[Work to be completed]:
Copy each line of the entries beneath that contains the word "Stemless".

[Data]:
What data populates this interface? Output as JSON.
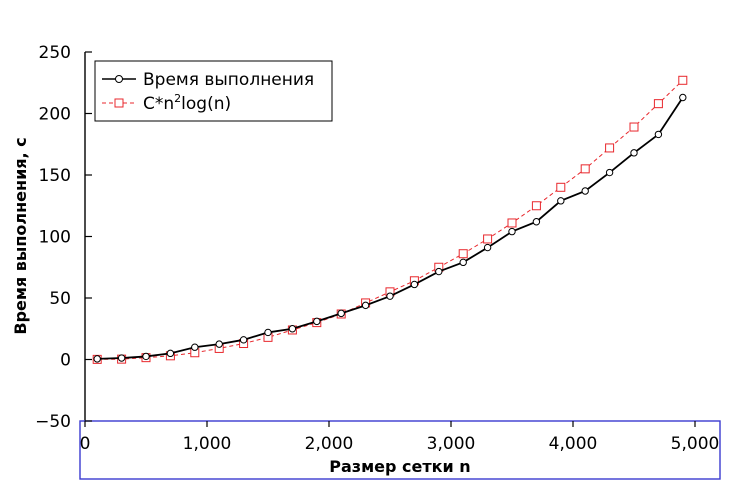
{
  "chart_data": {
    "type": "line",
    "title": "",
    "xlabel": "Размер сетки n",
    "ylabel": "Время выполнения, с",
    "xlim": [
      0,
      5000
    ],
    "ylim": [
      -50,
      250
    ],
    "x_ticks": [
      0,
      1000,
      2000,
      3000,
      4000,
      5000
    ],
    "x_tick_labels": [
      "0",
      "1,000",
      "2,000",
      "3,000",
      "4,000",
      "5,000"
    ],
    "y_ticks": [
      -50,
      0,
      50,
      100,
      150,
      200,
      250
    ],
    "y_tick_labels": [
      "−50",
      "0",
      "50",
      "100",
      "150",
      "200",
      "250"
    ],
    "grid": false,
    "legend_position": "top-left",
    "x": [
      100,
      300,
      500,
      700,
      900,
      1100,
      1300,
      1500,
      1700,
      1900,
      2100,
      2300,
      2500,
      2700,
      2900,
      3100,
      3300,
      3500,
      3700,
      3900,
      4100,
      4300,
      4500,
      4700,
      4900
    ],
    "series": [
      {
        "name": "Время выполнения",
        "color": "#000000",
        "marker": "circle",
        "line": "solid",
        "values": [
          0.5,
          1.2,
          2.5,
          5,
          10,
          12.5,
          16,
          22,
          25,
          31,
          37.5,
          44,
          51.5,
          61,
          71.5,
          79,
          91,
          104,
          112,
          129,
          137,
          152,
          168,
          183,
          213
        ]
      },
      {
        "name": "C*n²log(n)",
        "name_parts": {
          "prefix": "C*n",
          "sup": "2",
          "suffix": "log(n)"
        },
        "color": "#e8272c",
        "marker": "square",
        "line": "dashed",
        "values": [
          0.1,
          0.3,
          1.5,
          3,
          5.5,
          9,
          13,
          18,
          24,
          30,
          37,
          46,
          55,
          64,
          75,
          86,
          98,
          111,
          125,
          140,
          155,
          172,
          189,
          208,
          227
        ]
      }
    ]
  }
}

---

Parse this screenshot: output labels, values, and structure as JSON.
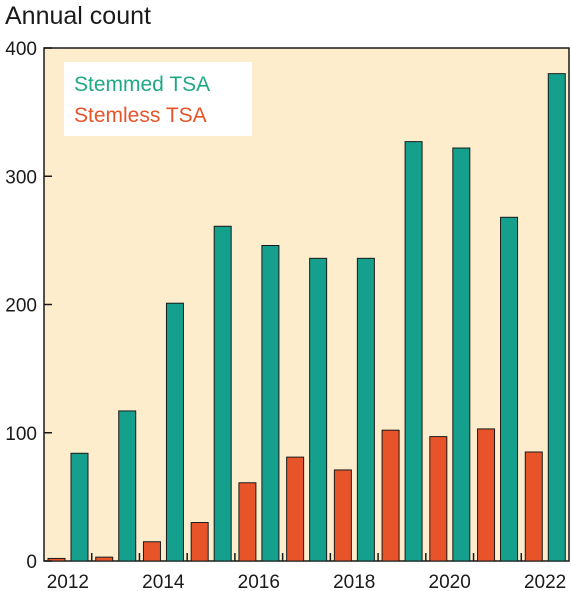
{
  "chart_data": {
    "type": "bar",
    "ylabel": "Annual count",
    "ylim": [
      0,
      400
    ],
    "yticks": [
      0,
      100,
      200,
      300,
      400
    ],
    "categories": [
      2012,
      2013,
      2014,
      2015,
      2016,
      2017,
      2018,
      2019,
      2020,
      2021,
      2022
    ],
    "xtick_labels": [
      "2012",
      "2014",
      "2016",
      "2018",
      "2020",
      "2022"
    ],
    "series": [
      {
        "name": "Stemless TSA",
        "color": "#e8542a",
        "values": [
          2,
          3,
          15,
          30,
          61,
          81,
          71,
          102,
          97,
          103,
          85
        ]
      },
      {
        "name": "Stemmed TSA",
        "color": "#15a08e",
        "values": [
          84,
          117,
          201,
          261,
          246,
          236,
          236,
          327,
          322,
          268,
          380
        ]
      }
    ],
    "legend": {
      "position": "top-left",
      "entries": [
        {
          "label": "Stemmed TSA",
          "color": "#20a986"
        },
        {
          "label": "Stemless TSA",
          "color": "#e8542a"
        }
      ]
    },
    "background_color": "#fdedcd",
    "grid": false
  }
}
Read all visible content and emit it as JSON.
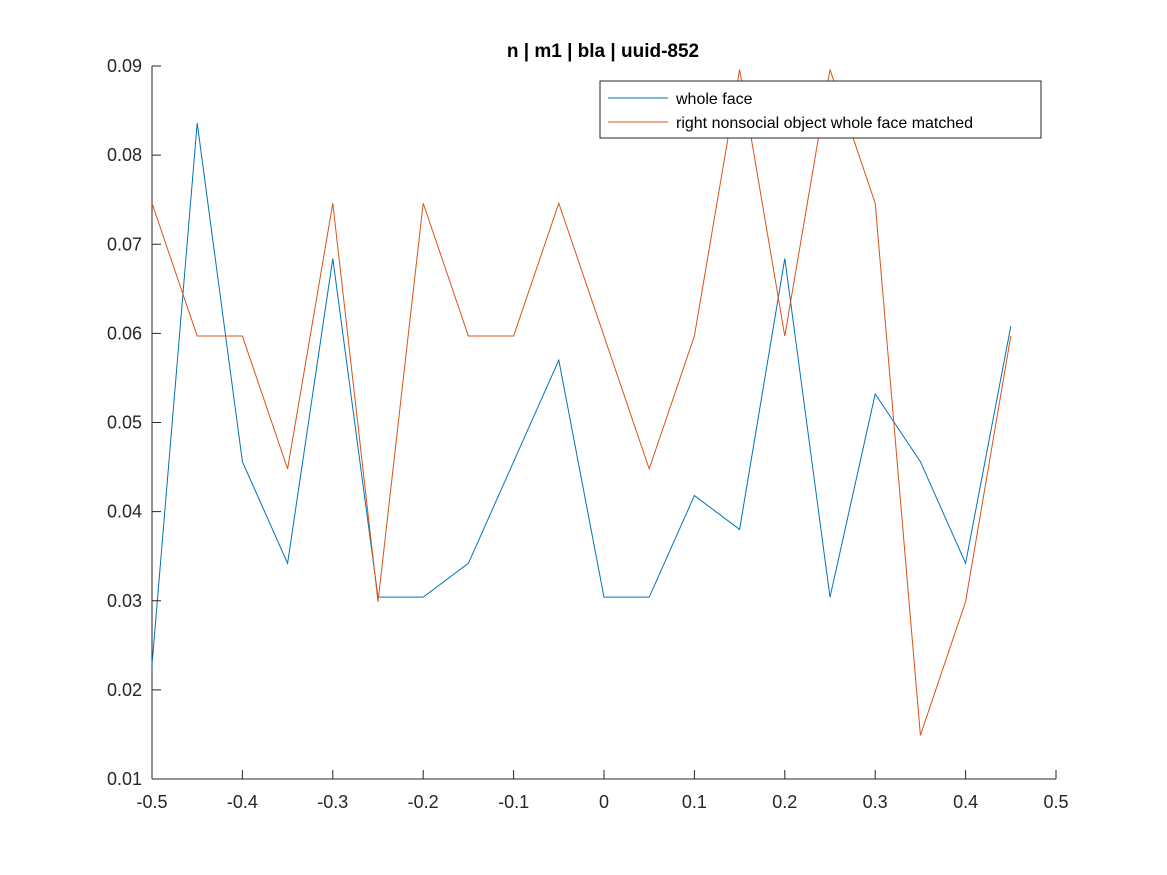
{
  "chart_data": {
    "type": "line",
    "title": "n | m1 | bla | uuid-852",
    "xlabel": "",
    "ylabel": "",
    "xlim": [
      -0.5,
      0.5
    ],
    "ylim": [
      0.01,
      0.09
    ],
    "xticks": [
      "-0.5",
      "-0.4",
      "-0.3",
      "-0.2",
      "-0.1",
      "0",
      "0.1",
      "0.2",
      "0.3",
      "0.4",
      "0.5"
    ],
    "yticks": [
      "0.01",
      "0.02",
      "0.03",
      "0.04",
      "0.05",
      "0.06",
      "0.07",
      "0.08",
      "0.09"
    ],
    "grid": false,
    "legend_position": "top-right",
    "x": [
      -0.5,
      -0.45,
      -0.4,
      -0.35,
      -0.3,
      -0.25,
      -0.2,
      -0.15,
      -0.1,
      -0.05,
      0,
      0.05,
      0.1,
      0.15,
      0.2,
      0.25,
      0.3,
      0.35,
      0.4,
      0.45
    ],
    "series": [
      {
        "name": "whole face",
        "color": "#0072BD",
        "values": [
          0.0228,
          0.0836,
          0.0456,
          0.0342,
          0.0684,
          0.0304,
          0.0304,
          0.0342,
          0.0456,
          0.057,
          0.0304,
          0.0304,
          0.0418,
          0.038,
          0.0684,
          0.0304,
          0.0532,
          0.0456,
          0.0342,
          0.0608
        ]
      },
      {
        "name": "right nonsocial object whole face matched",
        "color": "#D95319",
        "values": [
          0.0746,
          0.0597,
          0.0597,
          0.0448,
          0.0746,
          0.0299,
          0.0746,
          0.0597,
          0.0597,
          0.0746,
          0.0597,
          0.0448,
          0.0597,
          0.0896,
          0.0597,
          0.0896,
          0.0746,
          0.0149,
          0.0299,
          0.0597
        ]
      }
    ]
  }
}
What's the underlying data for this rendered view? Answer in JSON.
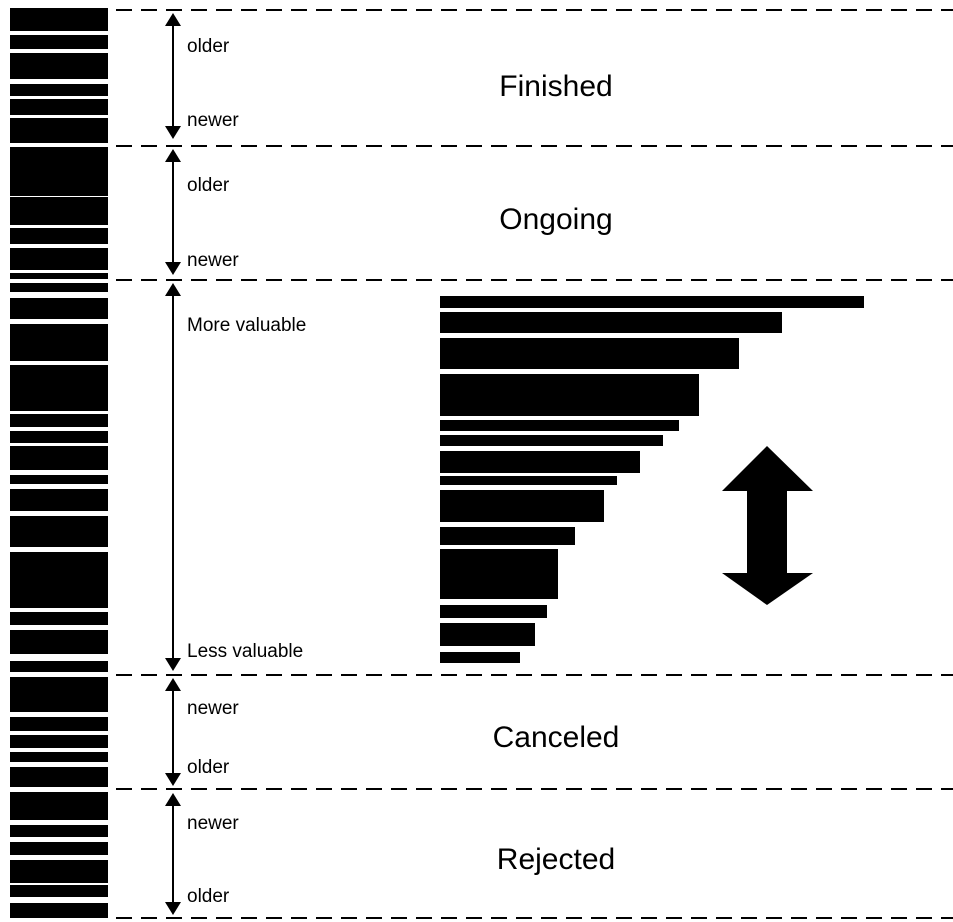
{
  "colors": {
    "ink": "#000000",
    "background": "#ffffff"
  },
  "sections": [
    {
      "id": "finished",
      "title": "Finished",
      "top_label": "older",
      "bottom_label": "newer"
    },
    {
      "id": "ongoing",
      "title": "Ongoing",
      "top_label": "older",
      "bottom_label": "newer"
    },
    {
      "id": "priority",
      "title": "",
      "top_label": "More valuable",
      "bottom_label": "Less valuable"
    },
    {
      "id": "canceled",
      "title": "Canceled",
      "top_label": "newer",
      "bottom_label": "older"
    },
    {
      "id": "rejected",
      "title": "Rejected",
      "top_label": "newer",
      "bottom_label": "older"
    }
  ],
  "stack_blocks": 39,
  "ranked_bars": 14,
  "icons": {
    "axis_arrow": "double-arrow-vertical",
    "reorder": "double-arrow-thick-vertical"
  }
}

[Solution]:
        "name": "Stemless TSA",
          "label": "Stemless TSA",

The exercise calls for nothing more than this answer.